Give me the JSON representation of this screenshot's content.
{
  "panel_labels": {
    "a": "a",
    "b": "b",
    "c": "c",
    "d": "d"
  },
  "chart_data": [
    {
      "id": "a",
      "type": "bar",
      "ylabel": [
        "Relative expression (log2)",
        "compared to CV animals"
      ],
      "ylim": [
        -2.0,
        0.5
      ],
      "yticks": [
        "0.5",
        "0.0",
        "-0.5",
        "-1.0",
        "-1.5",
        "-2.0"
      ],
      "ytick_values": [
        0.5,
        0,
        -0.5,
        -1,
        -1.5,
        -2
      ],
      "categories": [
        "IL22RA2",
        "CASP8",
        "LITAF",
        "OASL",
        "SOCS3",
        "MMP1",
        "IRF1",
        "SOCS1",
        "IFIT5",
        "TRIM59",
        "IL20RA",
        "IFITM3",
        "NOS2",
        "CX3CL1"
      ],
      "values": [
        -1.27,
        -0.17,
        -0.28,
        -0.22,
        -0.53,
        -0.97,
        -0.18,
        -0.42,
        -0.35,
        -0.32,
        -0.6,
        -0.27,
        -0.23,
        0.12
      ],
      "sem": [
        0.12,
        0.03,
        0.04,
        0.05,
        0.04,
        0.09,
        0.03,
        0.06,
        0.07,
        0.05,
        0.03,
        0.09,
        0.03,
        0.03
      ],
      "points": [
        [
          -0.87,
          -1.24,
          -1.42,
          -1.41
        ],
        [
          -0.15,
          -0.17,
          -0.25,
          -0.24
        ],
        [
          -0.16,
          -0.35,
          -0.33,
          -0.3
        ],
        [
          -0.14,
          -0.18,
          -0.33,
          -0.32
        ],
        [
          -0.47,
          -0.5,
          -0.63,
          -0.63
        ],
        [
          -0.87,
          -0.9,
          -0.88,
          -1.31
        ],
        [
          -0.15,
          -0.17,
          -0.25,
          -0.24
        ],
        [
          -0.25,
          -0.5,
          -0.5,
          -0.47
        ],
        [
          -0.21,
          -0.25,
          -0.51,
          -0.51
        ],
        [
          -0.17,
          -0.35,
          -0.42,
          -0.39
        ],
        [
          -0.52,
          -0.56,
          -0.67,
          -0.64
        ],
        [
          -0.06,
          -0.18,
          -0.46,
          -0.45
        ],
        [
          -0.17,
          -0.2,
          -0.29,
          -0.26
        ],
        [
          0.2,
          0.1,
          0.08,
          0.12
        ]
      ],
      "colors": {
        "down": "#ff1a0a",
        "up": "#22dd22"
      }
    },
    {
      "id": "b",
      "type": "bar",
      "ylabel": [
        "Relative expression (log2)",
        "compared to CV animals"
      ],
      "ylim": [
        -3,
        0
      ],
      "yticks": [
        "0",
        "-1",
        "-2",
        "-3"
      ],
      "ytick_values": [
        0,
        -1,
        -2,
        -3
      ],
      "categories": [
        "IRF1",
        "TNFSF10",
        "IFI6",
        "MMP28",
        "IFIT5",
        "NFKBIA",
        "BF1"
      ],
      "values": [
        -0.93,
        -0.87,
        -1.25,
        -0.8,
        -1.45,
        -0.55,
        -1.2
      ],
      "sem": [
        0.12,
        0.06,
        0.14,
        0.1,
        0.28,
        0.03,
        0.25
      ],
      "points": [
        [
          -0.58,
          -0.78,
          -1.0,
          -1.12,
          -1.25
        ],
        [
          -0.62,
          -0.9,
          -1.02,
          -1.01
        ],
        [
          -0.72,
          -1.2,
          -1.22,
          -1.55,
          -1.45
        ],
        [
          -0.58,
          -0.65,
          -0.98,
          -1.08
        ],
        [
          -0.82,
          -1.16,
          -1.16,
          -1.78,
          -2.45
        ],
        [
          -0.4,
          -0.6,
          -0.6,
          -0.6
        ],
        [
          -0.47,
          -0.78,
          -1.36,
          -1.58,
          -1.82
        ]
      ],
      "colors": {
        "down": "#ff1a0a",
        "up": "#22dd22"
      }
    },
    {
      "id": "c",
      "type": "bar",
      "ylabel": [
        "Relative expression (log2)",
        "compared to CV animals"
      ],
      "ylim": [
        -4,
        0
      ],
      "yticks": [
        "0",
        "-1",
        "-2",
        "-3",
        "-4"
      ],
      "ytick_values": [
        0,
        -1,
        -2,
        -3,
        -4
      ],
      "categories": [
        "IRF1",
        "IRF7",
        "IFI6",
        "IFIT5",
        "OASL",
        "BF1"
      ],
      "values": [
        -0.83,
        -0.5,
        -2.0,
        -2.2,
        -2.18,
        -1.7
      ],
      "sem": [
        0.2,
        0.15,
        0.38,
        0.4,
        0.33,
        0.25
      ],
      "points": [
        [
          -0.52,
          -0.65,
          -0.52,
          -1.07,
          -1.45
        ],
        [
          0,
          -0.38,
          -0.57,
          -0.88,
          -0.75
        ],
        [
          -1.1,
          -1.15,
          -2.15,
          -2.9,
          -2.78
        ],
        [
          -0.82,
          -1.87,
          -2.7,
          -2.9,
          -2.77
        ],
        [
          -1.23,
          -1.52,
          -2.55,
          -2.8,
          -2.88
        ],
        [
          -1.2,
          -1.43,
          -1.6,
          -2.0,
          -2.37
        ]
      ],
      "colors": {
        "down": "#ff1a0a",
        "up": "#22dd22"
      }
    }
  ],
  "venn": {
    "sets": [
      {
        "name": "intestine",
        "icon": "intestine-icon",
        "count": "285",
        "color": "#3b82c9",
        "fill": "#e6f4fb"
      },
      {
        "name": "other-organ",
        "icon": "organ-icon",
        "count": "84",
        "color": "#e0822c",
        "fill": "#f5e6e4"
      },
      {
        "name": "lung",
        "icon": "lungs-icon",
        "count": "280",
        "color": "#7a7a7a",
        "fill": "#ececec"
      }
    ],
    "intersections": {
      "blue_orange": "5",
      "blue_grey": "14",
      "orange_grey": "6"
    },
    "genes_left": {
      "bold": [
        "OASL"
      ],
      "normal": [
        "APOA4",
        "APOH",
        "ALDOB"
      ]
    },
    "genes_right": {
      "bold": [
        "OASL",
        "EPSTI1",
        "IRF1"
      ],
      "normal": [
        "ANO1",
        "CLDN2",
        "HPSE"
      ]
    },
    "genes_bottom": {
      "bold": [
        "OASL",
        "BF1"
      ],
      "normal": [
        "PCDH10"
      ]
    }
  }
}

........

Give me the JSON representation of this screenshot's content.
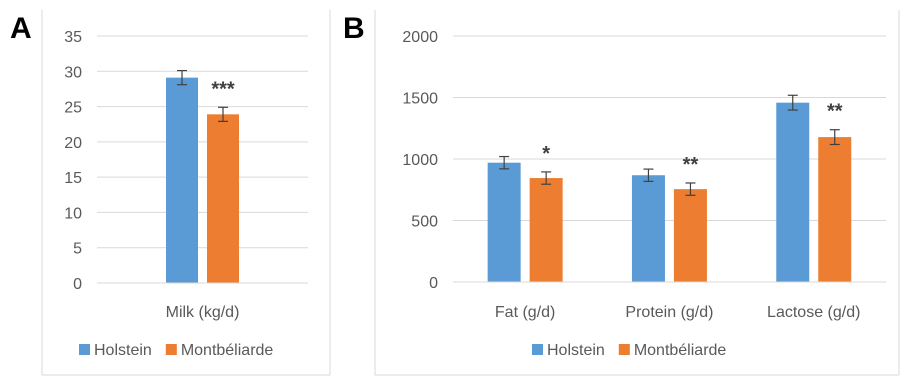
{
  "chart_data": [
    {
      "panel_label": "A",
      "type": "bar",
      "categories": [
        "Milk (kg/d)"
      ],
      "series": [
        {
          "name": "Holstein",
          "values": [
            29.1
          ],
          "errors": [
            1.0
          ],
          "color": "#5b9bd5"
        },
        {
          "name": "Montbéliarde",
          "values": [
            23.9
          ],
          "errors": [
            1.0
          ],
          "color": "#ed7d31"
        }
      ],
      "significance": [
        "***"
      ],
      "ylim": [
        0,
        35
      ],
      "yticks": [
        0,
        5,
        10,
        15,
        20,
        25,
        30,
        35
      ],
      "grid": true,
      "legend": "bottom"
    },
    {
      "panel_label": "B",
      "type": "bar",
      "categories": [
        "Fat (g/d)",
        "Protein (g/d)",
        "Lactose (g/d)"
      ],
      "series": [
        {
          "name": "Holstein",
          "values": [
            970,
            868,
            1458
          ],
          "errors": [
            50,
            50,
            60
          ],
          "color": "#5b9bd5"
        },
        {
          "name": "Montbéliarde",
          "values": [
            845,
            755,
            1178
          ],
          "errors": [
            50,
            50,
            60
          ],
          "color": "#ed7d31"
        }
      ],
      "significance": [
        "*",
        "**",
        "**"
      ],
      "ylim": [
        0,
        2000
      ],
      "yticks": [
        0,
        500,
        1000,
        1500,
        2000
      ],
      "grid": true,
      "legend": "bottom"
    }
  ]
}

........

**EXERCISE DIRECTIONS:**
Could you return every line from the entries above in which the string "icon" occurs?

**EXERCISE ANSWER:**
        "icon": "intestine-icon",
        "icon": "organ-icon",
        "icon": "lungs-icon",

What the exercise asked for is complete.